◆ GIVEN RECORDS ◆
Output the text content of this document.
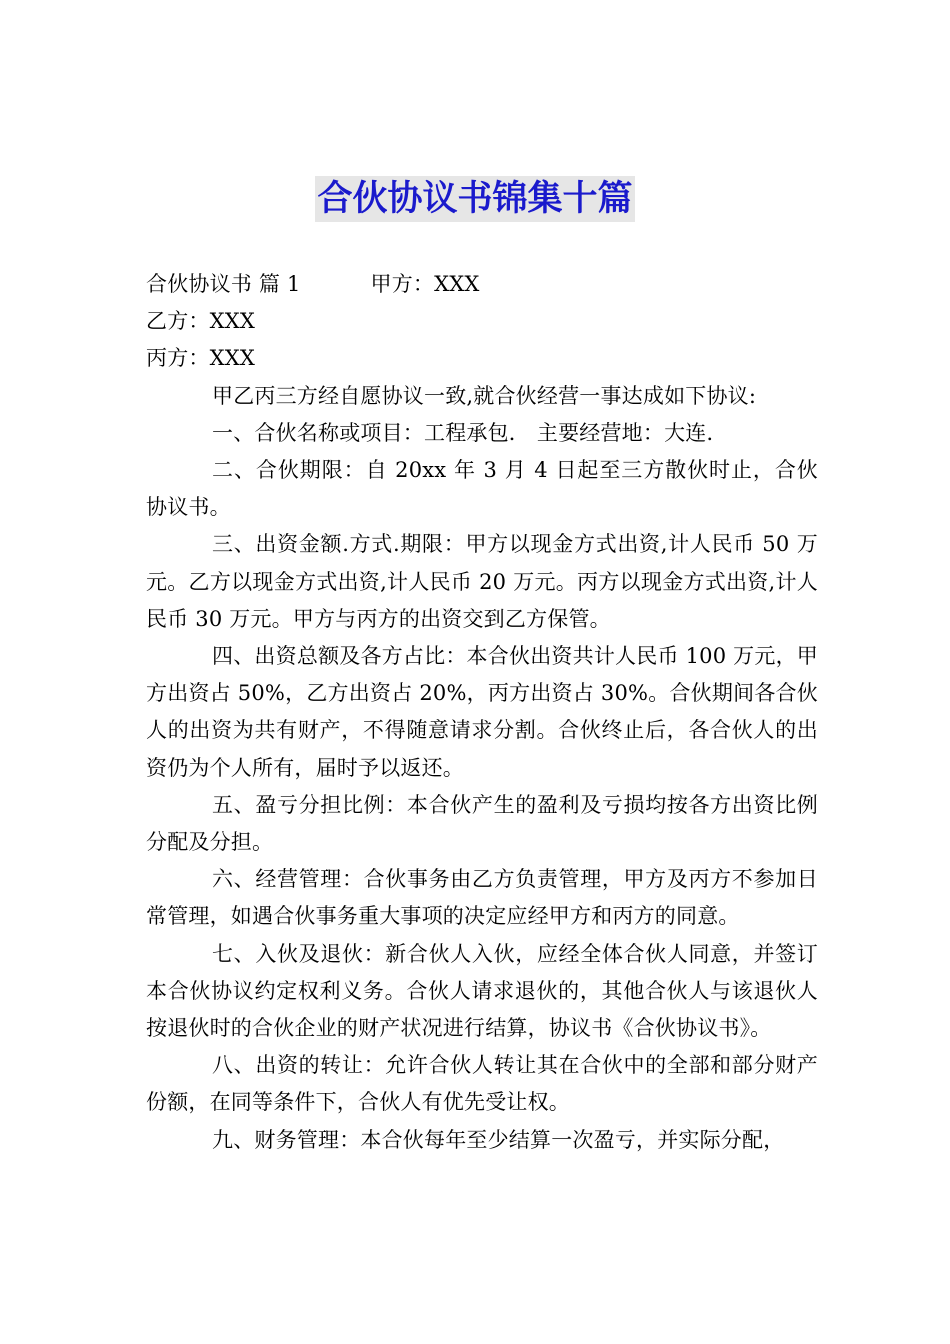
合伙协议书锦集十篇

合伙协议书 篇 1	甲方：XXX

乙方：XXX

丙方：XXX

甲乙丙三方经自愿协议一致,就合伙经营一事达成如下协议:

一、合伙名称或项目：工程承包． 主要经营地：大连．

二、合伙期限：自 20xx 年 3 月 4 日起至三方散伙时止，合伙协议书。

三、出资金额.方式.期限：甲方以现金方式出资,计人民币 50 万元。乙方以现金方式出资,计人民币 20 万元。丙方以现金方式出资,计人民币 30 万元。甲方与丙方的出资交到乙方保管。

四、出资总额及各方占比：本合伙出资共计人民币 100 万元，甲方出资占 50%，乙方出资占 20%，丙方出资占 30%。合伙期间各合伙人的出资为共有财产，不得随意请求分割。合伙终止后，各合伙人的出资仍为个人所有，届时予以返还。

五、盈亏分担比例：本合伙产生的盈利及亏损均按各方出资比例分配及分担。

六、经营管理：合伙事务由乙方负责管理，甲方及丙方不参加日常管理，如遇合伙事务重大事项的决定应经甲方和丙方的同意。

七、入伙及退伙：新合伙人入伙，应经全体合伙人同意，并签订本合伙协议约定权利义务。合伙人请求退伙的，其他合伙人与该退伙人按退伙时的合伙企业的财产状况进行结算，协议书《合伙协议书》。

八、出资的转让：允许合伙人转让其在合伙中的全部和部分财产份额，在同等条件下，合伙人有优先受让权。

九、财务管理：本合伙每年至少结算一次盈亏，并实际分配，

◆ REQUIRED TASK ◆
Except for the pictures, give all the material above again verbatim.

◆ ANSWER IN FULL ◆
Output the text content of this document.
合伙协议书锦集十篇

合伙协议书 篇 1	甲方：XXX

乙方：XXX

丙方：XXX

甲乙丙三方经自愿协议一致,就合伙经营一事达成如下协议:

一、合伙名称或项目：工程承包． 主要经营地：大连．

二、合伙期限：自 20xx 年 3 月 4 日起至三方散伙时止，合伙协议书。

三、出资金额.方式.期限：甲方以现金方式出资,计人民币 50 万元。乙方以现金方式出资,计人民币 20 万元。丙方以现金方式出资,计人民币 30 万元。甲方与丙方的出资交到乙方保管。

四、出资总额及各方占比：本合伙出资共计人民币 100 万元，甲方出资占 50%，乙方出资占 20%，丙方出资占 30%。合伙期间各合伙人的出资为共有财产，不得随意请求分割。合伙终止后，各合伙人的出资仍为个人所有，届时予以返还。

五、盈亏分担比例：本合伙产生的盈利及亏损均按各方出资比例分配及分担。

六、经营管理：合伙事务由乙方负责管理，甲方及丙方不参加日常管理，如遇合伙事务重大事项的决定应经甲方和丙方的同意。

七、入伙及退伙：新合伙人入伙，应经全体合伙人同意，并签订本合伙协议约定权利义务。合伙人请求退伙的，其他合伙人与该退伙人按退伙时的合伙企业的财产状况进行结算，协议书《合伙协议书》。

八、出资的转让：允许合伙人转让其在合伙中的全部和部分财产份额，在同等条件下，合伙人有优先受让权。

九、财务管理：本合伙每年至少结算一次盈亏，并实际分配，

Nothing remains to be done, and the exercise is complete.